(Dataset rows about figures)
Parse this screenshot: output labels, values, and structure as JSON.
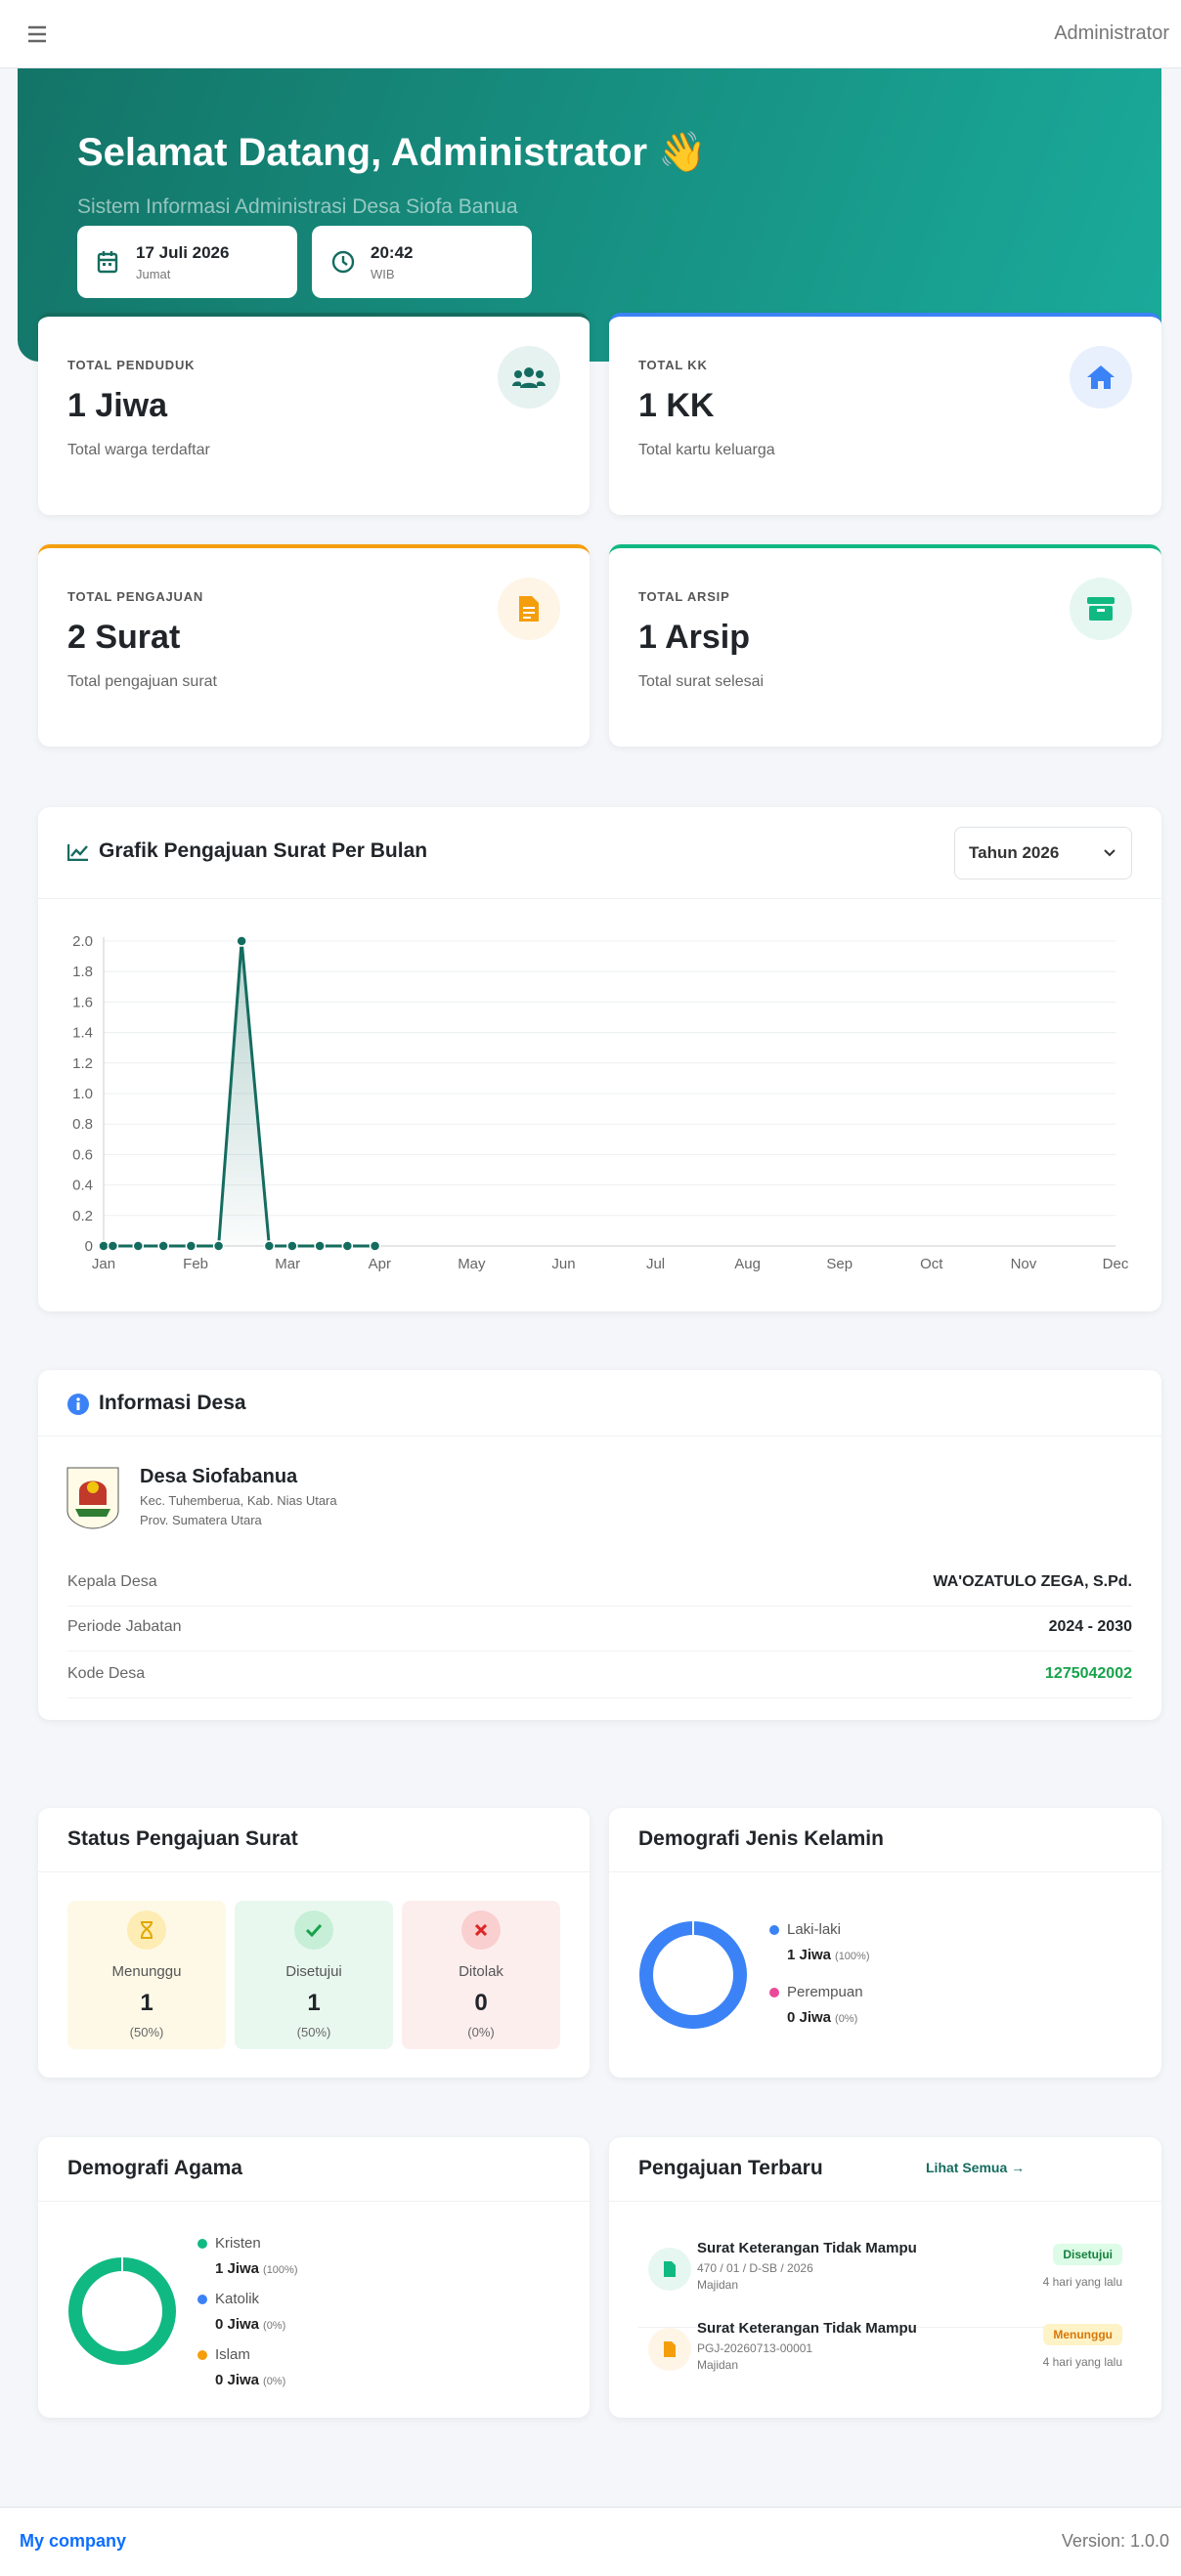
{
  "navbar": {
    "user": "Administrator"
  },
  "hero": {
    "title": "Selamat Datang, Administrator 👋",
    "subtitle": "Sistem Informasi Administrasi Desa Siofa Banua",
    "date": "17 Juli 2026",
    "day": "Jumat",
    "time": "20:42",
    "zone": "WIB"
  },
  "stats": [
    {
      "label": "TOTAL PENDUDUK",
      "value": "1 Jiwa",
      "note": "Total warga terdaftar"
    },
    {
      "label": "TOTAL KK",
      "value": "1 KK",
      "note": "Total kartu keluarga"
    },
    {
      "label": "TOTAL PENGAJUAN",
      "value": "2 Surat",
      "note": "Total pengajuan surat"
    },
    {
      "label": "TOTAL ARSIP",
      "value": "1 Arsip",
      "note": "Total surat selesai"
    }
  ],
  "chart_data": {
    "type": "line",
    "title": "Grafik Pengajuan Surat Per Bulan",
    "filter": "Tahun 2026",
    "x": [
      0,
      0.1,
      0.375,
      0.65,
      0.95,
      1.25,
      1.5,
      1.8,
      2.05,
      2.35,
      2.65,
      2.95
    ],
    "values": [
      0,
      0,
      0,
      0,
      0,
      0,
      2,
      0,
      0,
      0,
      0,
      0
    ],
    "color": "#146c5f",
    "xlim": [
      0,
      11
    ],
    "xticks": [
      {
        "value": 0,
        "label": "Jan"
      },
      {
        "value": 1,
        "label": "Feb"
      },
      {
        "value": 2,
        "label": "Mar"
      },
      {
        "value": 3,
        "label": "Apr"
      },
      {
        "value": 4,
        "label": "May"
      },
      {
        "value": 5,
        "label": "Jun"
      },
      {
        "value": 6,
        "label": "Jul"
      },
      {
        "value": 7,
        "label": "Aug"
      },
      {
        "value": 8,
        "label": "Sep"
      },
      {
        "value": 9,
        "label": "Oct"
      },
      {
        "value": 10,
        "label": "Nov"
      },
      {
        "value": 11,
        "label": "Dec"
      }
    ],
    "ylim": [
      0,
      2
    ],
    "yticks": [
      0,
      0.2,
      0.4,
      0.6,
      0.8,
      {
        "value": 1,
        "label": "1.0"
      },
      1.2,
      1.4,
      1.6,
      1.8,
      {
        "value": 2,
        "label": "2.0"
      }
    ],
    "grid": true
  },
  "info": {
    "title": "Informasi Desa",
    "name": "Desa Siofabanua",
    "address1": "Kec. Tuhemberua, Kab. Nias Utara",
    "address2": "Prov. Sumatera Utara",
    "rows": [
      [
        "Kepala Desa",
        "WA'OZATULO ZEGA, S.Pd."
      ],
      [
        "Periode Jabatan",
        "2024 - 2030"
      ],
      [
        "Kode Desa",
        "1275042002"
      ]
    ]
  },
  "status": {
    "title": "Status Pengajuan Surat",
    "items": [
      {
        "label": "Menunggu",
        "count": 1,
        "pct": "(50%)"
      },
      {
        "label": "Disetujui",
        "count": 1,
        "pct": "(50%)"
      },
      {
        "label": "Ditolak",
        "count": 0,
        "pct": "(0%)"
      }
    ]
  },
  "gender": {
    "title": "Demografi Jenis Kelamin",
    "items": [
      {
        "label": "Laki-laki",
        "value": "1 Jiwa",
        "pct": "(100%)"
      },
      {
        "label": "Perempuan",
        "value": "0 Jiwa",
        "pct": "(0%)"
      }
    ]
  },
  "religion": {
    "title": "Demografi Agama",
    "items": [
      {
        "label": "Kristen",
        "value": "1 Jiwa",
        "pct": "(100%)"
      },
      {
        "label": "Katolik",
        "value": "0 Jiwa",
        "pct": "(0%)"
      },
      {
        "label": "Islam",
        "value": "0 Jiwa",
        "pct": "(0%)"
      }
    ]
  },
  "recent": {
    "title": "Pengajuan Terbaru",
    "link": "Lihat Semua →",
    "items": [
      {
        "title": "Surat Keterangan Tidak Mampu",
        "number": "470 / 01 / D-SB / 2026",
        "name": "Majidan",
        "status": "Disetujui",
        "time": "4 hari yang lalu"
      },
      {
        "title": "Surat Keterangan Tidak Mampu",
        "number": "PGJ-20260713-00001",
        "name": "Majidan",
        "status": "Menunggu",
        "time": "4 hari yang lalu"
      }
    ]
  },
  "footer": {
    "company": "My company",
    "version": "Version: 1.0.0"
  }
}
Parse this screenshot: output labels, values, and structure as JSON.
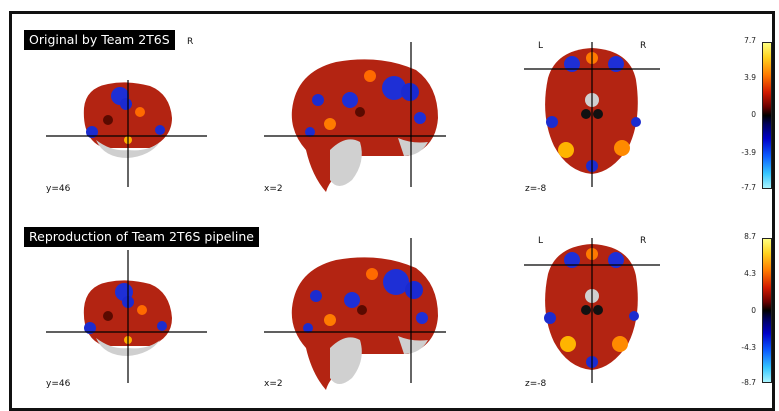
{
  "panels": [
    {
      "title": "Original by Team 2T6S",
      "title_tail": "R",
      "coords": {
        "coronal": "y=46",
        "sagittal": "x=2",
        "axial": "z=-8"
      },
      "orientation": {
        "left": "L",
        "right": "R"
      },
      "colorbar": {
        "ticks": [
          "7.7",
          "3.9",
          "0",
          "-3.9",
          "-7.7"
        ]
      }
    },
    {
      "title": "Reproduction of Team 2T6S pipeline",
      "coords": {
        "coronal": "y=46",
        "sagittal": "x=2",
        "axial": "z=-8"
      },
      "orientation": {
        "left": "L",
        "right": "R"
      },
      "colorbar": {
        "ticks": [
          "8.7",
          "4.3",
          "0",
          "-4.3",
          "-8.7"
        ]
      }
    }
  ],
  "colors": {
    "positive_peak": "#ffff80",
    "positive": "#d21a00",
    "negative": "#0000c8",
    "negative_peak": "#a9f5ff",
    "background": "#ffffff"
  }
}
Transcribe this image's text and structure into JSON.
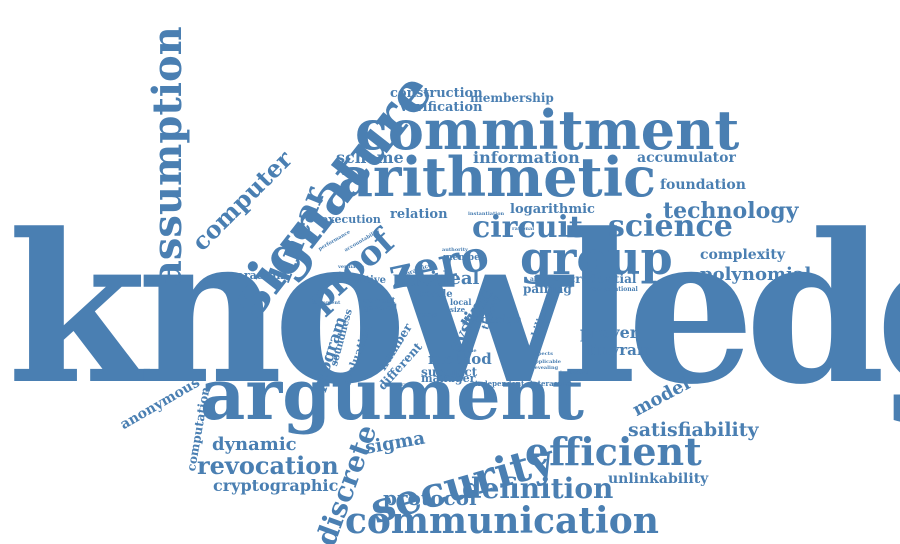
{
  "accent_color": "#4a7fb2",
  "background_color": "#ffffff",
  "words": {
    "knowledge": "knowledge",
    "argument": "argument",
    "commitment": "commitment",
    "arithmetic": "arithmetic",
    "signature": "signature",
    "assumption": "assumption",
    "group": "group",
    "circuit": "circuit",
    "science": "science",
    "zero": "zero",
    "proof": "proof",
    "linear": "linear",
    "computer": "computer",
    "technology": "technology",
    "security": "security",
    "efficient": "efficient",
    "communication": "communication",
    "definition": "definition",
    "discrete": "discrete",
    "revocation": "revocation",
    "satisfiability": "satisfiability",
    "model": "model",
    "protocol": "protocol",
    "cryptographic": "cryptographic",
    "sigma": "sigma",
    "dynamic": "dynamic",
    "unlinkability": "unlinkability",
    "polynomial": "polynomial",
    "complexity": "complexity",
    "foundation": "foundation",
    "accumulator": "accumulator",
    "information": "information",
    "scheme": "scheme",
    "verification": "verification",
    "construction": "construction",
    "membership": "membership",
    "logarithmic": "logarithmic",
    "relation": "relation",
    "execution": "execution",
    "credential": "credential",
    "prover": "prover",
    "tinyram": "tinyram",
    "anonymous": "anonymous",
    "computation": "computation",
    "paradigm": "paradigm",
    "batch": "batch",
    "primitive": "primitive",
    "ideal": "ideal",
    "method": "method",
    "succinct": "succinct",
    "manager": "manager",
    "pairing": "pairing",
    "time": "time",
    "system": "system",
    "program": "program",
    "evaluation": "evaluation",
    "number": "number",
    "different": "different",
    "oracle": "oracle",
    "design": "design",
    "theory": "theory",
    "member": "member",
    "correct": "correct",
    "general": "general",
    "bilinear": "bilinear",
    "practice": "practice",
    "computational": "computational",
    "independent": "independent",
    "interactive": "interactive",
    "interaction": "interaction",
    "local": "local",
    "size": "size",
    "map": "map",
    "soundness": "soundness",
    "performance": "performance",
    "accountability": "accountability",
    "instantiation": "instantiation",
    "abstract": "abstract",
    "statement": "statement",
    "authority": "authority",
    "simple": "simple",
    "applicable": "applicable",
    "revealing": "revealing",
    "aspects": "aspects",
    "important": "important",
    "rational": "rational",
    "verifiable": "verifiable"
  }
}
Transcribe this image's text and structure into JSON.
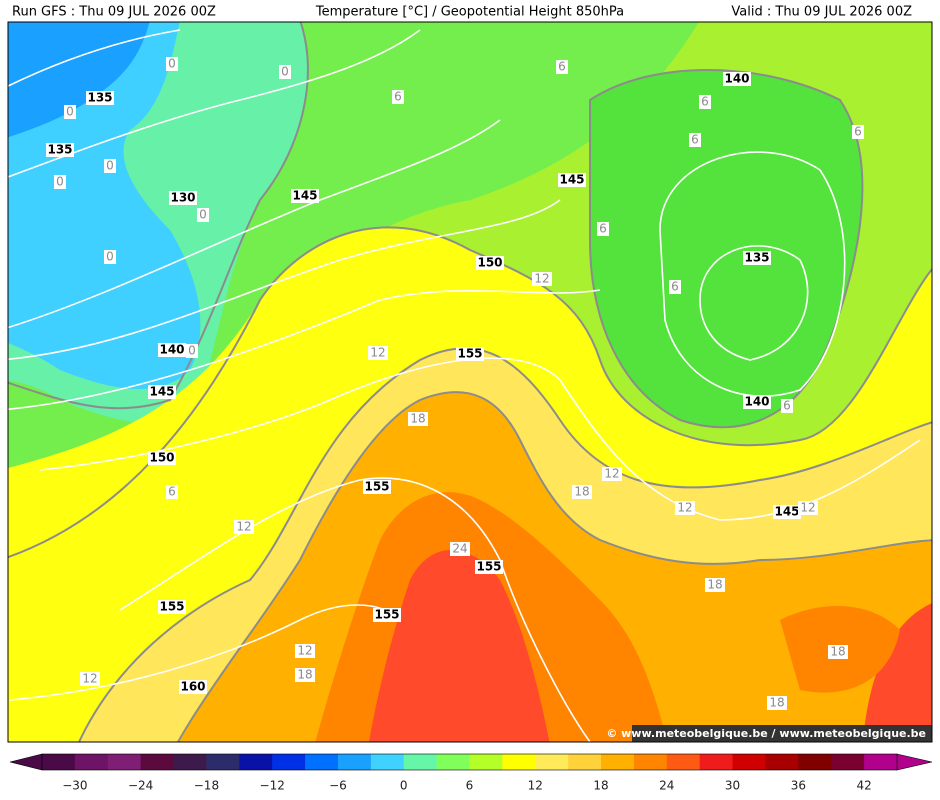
{
  "header": {
    "run": "Run GFS : Thu 09 JUL 2026 00Z",
    "title": "Temperature [°C] / Geopotential Height 850hPa",
    "valid": "Valid : Thu 09 JUL 2026 00Z"
  },
  "map": {
    "height_labels": [
      "135",
      "135",
      "130",
      "145",
      "150",
      "140",
      "145",
      "150",
      "155",
      "155",
      "155",
      "155",
      "155",
      "160",
      "140",
      "145",
      "135",
      "140",
      "145"
    ],
    "temperature_labels": [
      "0",
      "0",
      "0",
      "0",
      "0",
      "0",
      "0",
      "0",
      "6",
      "6",
      "6",
      "6",
      "6",
      "6",
      "6",
      "6",
      "6",
      "12",
      "12",
      "12",
      "12",
      "12",
      "12",
      "12",
      "12",
      "18",
      "18",
      "18",
      "18",
      "18",
      "18",
      "24"
    ],
    "credit": "© www.meteobelgique.be / www.meteobelgique.be"
  },
  "colorbar": {
    "labels": [
      "−30",
      "−24",
      "−18",
      "−12",
      "−6",
      "0",
      "6",
      "12",
      "18",
      "24",
      "30",
      "36",
      "42"
    ],
    "colors": [
      "#4a0a48",
      "#6e1466",
      "#7e1e74",
      "#5c0a3e",
      "#3c1a4c",
      "#2c2c6a",
      "#0812a6",
      "#0030e6",
      "#0070ff",
      "#1aa0ff",
      "#40d2ff",
      "#66f6a8",
      "#80ff5a",
      "#b4ff28",
      "#ffff00",
      "#ffea5a",
      "#ffd23c",
      "#ffb000",
      "#ff8400",
      "#ff5a14",
      "#f01c1c",
      "#d00000",
      "#a80000",
      "#800000",
      "#7a0030",
      "#b0008c"
    ]
  }
}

Brief —
Lines that include the word "Administrator" are to be extracted from the data above.

Written answer —
    "user": "Administrator"
    "title": "Selamat Datang, Administrator 👋",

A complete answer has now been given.